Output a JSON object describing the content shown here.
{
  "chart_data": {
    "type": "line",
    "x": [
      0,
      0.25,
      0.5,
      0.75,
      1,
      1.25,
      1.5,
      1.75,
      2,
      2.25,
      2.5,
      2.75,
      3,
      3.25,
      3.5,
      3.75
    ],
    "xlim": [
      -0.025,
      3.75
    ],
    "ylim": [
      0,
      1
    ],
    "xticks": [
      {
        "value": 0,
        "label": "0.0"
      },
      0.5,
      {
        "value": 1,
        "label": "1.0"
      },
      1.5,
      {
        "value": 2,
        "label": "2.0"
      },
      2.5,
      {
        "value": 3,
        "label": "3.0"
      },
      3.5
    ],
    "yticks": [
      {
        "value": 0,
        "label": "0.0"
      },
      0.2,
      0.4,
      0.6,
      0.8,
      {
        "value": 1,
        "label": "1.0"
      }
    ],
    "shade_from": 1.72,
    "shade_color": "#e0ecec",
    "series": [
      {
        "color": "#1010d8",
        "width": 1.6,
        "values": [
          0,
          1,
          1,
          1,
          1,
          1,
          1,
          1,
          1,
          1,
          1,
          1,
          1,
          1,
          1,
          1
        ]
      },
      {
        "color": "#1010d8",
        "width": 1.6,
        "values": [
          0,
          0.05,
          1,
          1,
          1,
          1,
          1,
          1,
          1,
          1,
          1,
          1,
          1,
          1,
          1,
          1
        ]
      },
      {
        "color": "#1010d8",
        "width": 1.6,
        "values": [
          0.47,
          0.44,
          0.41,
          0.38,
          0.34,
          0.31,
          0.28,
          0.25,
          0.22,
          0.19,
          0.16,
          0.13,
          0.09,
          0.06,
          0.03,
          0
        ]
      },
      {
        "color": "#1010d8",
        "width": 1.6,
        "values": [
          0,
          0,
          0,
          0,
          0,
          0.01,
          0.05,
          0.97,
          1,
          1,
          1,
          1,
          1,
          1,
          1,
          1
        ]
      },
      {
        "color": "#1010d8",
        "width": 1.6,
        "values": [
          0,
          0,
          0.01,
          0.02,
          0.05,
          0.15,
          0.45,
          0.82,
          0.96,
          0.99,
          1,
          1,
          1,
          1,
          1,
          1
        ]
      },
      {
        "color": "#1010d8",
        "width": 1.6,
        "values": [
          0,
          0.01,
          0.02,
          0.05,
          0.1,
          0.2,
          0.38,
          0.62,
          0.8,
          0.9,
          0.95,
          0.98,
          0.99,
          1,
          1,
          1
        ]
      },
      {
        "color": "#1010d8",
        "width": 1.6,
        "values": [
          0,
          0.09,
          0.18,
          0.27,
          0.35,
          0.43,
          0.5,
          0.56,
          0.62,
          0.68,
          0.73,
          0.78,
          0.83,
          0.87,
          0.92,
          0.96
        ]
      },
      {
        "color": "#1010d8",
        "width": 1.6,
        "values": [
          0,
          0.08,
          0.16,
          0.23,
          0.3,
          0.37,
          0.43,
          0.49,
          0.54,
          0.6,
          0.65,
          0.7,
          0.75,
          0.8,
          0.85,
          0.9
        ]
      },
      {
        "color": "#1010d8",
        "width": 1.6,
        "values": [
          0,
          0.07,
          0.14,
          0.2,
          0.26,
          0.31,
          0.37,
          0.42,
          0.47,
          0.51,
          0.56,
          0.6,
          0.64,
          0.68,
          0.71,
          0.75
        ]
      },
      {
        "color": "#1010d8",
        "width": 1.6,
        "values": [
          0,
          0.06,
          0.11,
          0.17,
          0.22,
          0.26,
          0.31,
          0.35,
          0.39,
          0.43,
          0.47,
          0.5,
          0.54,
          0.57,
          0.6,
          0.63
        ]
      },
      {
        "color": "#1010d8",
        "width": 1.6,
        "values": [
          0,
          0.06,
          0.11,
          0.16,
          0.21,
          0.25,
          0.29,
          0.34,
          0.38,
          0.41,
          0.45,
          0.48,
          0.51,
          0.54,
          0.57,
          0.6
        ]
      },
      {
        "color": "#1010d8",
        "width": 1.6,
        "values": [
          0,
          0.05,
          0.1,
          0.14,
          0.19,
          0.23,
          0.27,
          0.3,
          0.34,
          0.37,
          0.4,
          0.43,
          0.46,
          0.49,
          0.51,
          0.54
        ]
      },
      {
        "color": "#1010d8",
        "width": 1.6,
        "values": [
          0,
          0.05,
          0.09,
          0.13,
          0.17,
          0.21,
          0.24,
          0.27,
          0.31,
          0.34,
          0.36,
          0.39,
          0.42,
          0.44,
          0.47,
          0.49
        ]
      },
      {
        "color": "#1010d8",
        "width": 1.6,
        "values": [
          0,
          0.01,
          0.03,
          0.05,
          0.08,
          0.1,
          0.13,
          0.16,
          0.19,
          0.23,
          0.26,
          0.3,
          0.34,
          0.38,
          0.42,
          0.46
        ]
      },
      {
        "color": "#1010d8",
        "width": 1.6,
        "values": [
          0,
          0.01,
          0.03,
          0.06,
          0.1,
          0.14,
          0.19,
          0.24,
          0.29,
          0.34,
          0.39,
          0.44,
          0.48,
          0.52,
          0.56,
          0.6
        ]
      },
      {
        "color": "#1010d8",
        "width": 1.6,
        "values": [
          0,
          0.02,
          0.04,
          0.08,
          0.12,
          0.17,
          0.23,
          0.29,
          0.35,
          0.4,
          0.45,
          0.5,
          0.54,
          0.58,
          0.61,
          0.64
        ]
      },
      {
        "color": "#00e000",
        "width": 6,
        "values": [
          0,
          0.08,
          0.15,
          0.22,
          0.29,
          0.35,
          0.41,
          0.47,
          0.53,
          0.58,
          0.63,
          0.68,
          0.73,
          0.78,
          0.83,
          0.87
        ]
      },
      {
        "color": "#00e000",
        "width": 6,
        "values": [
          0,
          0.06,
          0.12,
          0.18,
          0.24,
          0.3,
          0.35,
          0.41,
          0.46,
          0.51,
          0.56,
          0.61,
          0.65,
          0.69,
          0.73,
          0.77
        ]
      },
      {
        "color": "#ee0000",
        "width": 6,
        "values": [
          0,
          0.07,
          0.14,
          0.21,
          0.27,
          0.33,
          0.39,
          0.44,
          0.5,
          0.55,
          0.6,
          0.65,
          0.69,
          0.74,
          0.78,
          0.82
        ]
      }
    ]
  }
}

· · · ·

**WRITTEN PROBLEM**
Extract each line of the listing above, copying it word for word.

**FULL OUTPUT**
Output a JSON object describing the content shown here.
{
  "chart_data": {
    "type": "line",
    "x": [
      0,
      0.25,
      0.5,
      0.75,
      1,
      1.25,
      1.5,
      1.75,
      2,
      2.25,
      2.5,
      2.75,
      3,
      3.25,
      3.5,
      3.75
    ],
    "xlim": [
      -0.025,
      3.75
    ],
    "ylim": [
      0,
      1
    ],
    "xticks": [
      {
        "value": 0,
        "label": "0.0"
      },
      0.5,
      {
        "value": 1,
        "label": "1.0"
      },
      1.5,
      {
        "value": 2,
        "label": "2.0"
      },
      2.5,
      {
        "value": 3,
        "label": "3.0"
      },
      3.5
    ],
    "yticks": [
      {
        "value": 0,
        "label": "0.0"
      },
      0.2,
      0.4,
      0.6,
      0.8,
      {
        "value": 1,
        "label": "1.0"
      }
    ],
    "shade_from": 1.72,
    "shade_color": "#e0ecec",
    "series": [
      {
        "color": "#1010d8",
        "width": 1.6,
        "values": [
          0,
          1,
          1,
          1,
          1,
          1,
          1,
          1,
          1,
          1,
          1,
          1,
          1,
          1,
          1,
          1
        ]
      },
      {
        "color": "#1010d8",
        "width": 1.6,
        "values": [
          0,
          0.05,
          1,
          1,
          1,
          1,
          1,
          1,
          1,
          1,
          1,
          1,
          1,
          1,
          1,
          1
        ]
      },
      {
        "color": "#1010d8",
        "width": 1.6,
        "values": [
          0.47,
          0.44,
          0.41,
          0.38,
          0.34,
          0.31,
          0.28,
          0.25,
          0.22,
          0.19,
          0.16,
          0.13,
          0.09,
          0.06,
          0.03,
          0
        ]
      },
      {
        "color": "#1010d8",
        "width": 1.6,
        "values": [
          0,
          0,
          0,
          0,
          0,
          0.01,
          0.05,
          0.97,
          1,
          1,
          1,
          1,
          1,
          1,
          1,
          1
        ]
      },
      {
        "color": "#1010d8",
        "width": 1.6,
        "values": [
          0,
          0,
          0.01,
          0.02,
          0.05,
          0.15,
          0.45,
          0.82,
          0.96,
          0.99,
          1,
          1,
          1,
          1,
          1,
          1
        ]
      },
      {
        "color": "#1010d8",
        "width": 1.6,
        "values": [
          0,
          0.01,
          0.02,
          0.05,
          0.1,
          0.2,
          0.38,
          0.62,
          0.8,
          0.9,
          0.95,
          0.98,
          0.99,
          1,
          1,
          1
        ]
      },
      {
        "color": "#1010d8",
        "width": 1.6,
        "values": [
          0,
          0.09,
          0.18,
          0.27,
          0.35,
          0.43,
          0.5,
          0.56,
          0.62,
          0.68,
          0.73,
          0.78,
          0.83,
          0.87,
          0.92,
          0.96
        ]
      },
      {
        "color": "#1010d8",
        "width": 1.6,
        "values": [
          0,
          0.08,
          0.16,
          0.23,
          0.3,
          0.37,
          0.43,
          0.49,
          0.54,
          0.6,
          0.65,
          0.7,
          0.75,
          0.8,
          0.85,
          0.9
        ]
      },
      {
        "color": "#1010d8",
        "width": 1.6,
        "values": [
          0,
          0.07,
          0.14,
          0.2,
          0.26,
          0.31,
          0.37,
          0.42,
          0.47,
          0.51,
          0.56,
          0.6,
          0.64,
          0.68,
          0.71,
          0.75
        ]
      },
      {
        "color": "#1010d8",
        "width": 1.6,
        "values": [
          0,
          0.06,
          0.11,
          0.17,
          0.22,
          0.26,
          0.31,
          0.35,
          0.39,
          0.43,
          0.47,
          0.5,
          0.54,
          0.57,
          0.6,
          0.63
        ]
      },
      {
        "color": "#1010d8",
        "width": 1.6,
        "values": [
          0,
          0.06,
          0.11,
          0.16,
          0.21,
          0.25,
          0.29,
          0.34,
          0.38,
          0.41,
          0.45,
          0.48,
          0.51,
          0.54,
          0.57,
          0.6
        ]
      },
      {
        "color": "#1010d8",
        "width": 1.6,
        "values": [
          0,
          0.05,
          0.1,
          0.14,
          0.19,
          0.23,
          0.27,
          0.3,
          0.34,
          0.37,
          0.4,
          0.43,
          0.46,
          0.49,
          0.51,
          0.54
        ]
      },
      {
        "color": "#1010d8",
        "width": 1.6,
        "values": [
          0,
          0.05,
          0.09,
          0.13,
          0.17,
          0.21,
          0.24,
          0.27,
          0.31,
          0.34,
          0.36,
          0.39,
          0.42,
          0.44,
          0.47,
          0.49
        ]
      },
      {
        "color": "#1010d8",
        "width": 1.6,
        "values": [
          0,
          0.01,
          0.03,
          0.05,
          0.08,
          0.1,
          0.13,
          0.16,
          0.19,
          0.23,
          0.26,
          0.3,
          0.34,
          0.38,
          0.42,
          0.46
        ]
      },
      {
        "color": "#1010d8",
        "width": 1.6,
        "values": [
          0,
          0.01,
          0.03,
          0.06,
          0.1,
          0.14,
          0.19,
          0.24,
          0.29,
          0.34,
          0.39,
          0.44,
          0.48,
          0.52,
          0.56,
          0.6
        ]
      },
      {
        "color": "#1010d8",
        "width": 1.6,
        "values": [
          0,
          0.02,
          0.04,
          0.08,
          0.12,
          0.17,
          0.23,
          0.29,
          0.35,
          0.4,
          0.45,
          0.5,
          0.54,
          0.58,
          0.61,
          0.64
        ]
      },
      {
        "color": "#00e000",
        "width": 6,
        "values": [
          0,
          0.08,
          0.15,
          0.22,
          0.29,
          0.35,
          0.41,
          0.47,
          0.53,
          0.58,
          0.63,
          0.68,
          0.73,
          0.78,
          0.83,
          0.87
        ]
      },
      {
        "color": "#00e000",
        "width": 6,
        "values": [
          0,
          0.06,
          0.12,
          0.18,
          0.24,
          0.3,
          0.35,
          0.41,
          0.46,
          0.51,
          0.56,
          0.61,
          0.65,
          0.69,
          0.73,
          0.77
        ]
      },
      {
        "color": "#ee0000",
        "width": 6,
        "values": [
          0,
          0.07,
          0.14,
          0.21,
          0.27,
          0.33,
          0.39,
          0.44,
          0.5,
          0.55,
          0.6,
          0.65,
          0.69,
          0.74,
          0.78,
          0.82
        ]
      }
    ]
  }
}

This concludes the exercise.